Pick out each line of the records in which the word "Geração" appears.

(Dataset listings of figures)
▼▼▼

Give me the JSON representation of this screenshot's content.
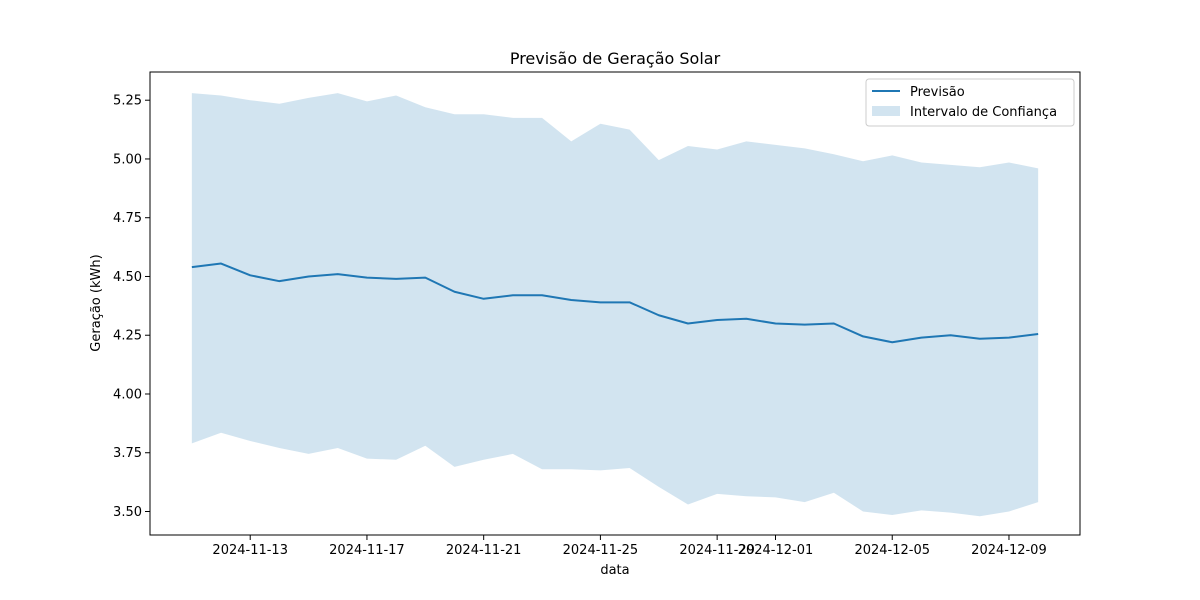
{
  "chart_data": {
    "type": "line",
    "title": "Previsão de Geração Solar",
    "xlabel": "data",
    "ylabel": "Geração (kWh)",
    "x_start": "2024-11-11",
    "x_tick_labels": [
      "2024-11-13",
      "2024-11-17",
      "2024-11-21",
      "2024-11-25",
      "2024-11-29",
      "2024-12-01",
      "2024-12-05",
      "2024-12-09"
    ],
    "y_tick_labels": [
      "3.50",
      "3.75",
      "4.00",
      "4.25",
      "4.50",
      "4.75",
      "5.00",
      "5.25"
    ],
    "ylim": [
      3.4,
      5.37
    ],
    "grid": false,
    "legend_position": "top-right",
    "series": [
      {
        "name": "Previsão",
        "type": "line",
        "color": "#1f77b4",
        "values": [
          4.54,
          4.555,
          4.505,
          4.48,
          4.5,
          4.51,
          4.495,
          4.49,
          4.495,
          4.435,
          4.405,
          4.42,
          4.42,
          4.4,
          4.39,
          4.39,
          4.335,
          4.3,
          4.315,
          4.32,
          4.3,
          4.295,
          4.3,
          4.245,
          4.22,
          4.24,
          4.25,
          4.235,
          4.24,
          4.255
        ]
      },
      {
        "name": "Intervalo de Confiança",
        "type": "band",
        "color": "#1f77b4",
        "opacity": 0.2,
        "upper": [
          5.28,
          5.27,
          5.25,
          5.235,
          5.26,
          5.28,
          5.245,
          5.27,
          5.22,
          5.19,
          5.19,
          5.175,
          5.175,
          5.075,
          5.15,
          5.125,
          4.995,
          5.055,
          5.04,
          5.075,
          5.06,
          5.045,
          5.02,
          4.99,
          5.015,
          4.985,
          4.975,
          4.965,
          4.985,
          4.96
        ],
        "lower": [
          3.79,
          3.835,
          3.8,
          3.77,
          3.745,
          3.77,
          3.725,
          3.72,
          3.78,
          3.69,
          3.72,
          3.745,
          3.68,
          3.68,
          3.675,
          3.685,
          3.605,
          3.53,
          3.575,
          3.565,
          3.56,
          3.54,
          3.58,
          3.5,
          3.485,
          3.505,
          3.495,
          3.48,
          3.5,
          3.54
        ]
      }
    ]
  }
}
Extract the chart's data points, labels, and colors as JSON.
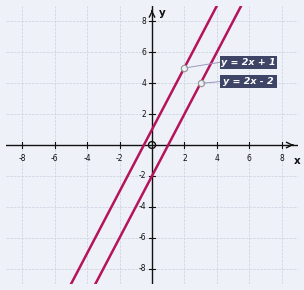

▲▲▲

Output of the task:
    "title": "Previsão de Geração Solar",
    "ylabel": "Geração (kWh)",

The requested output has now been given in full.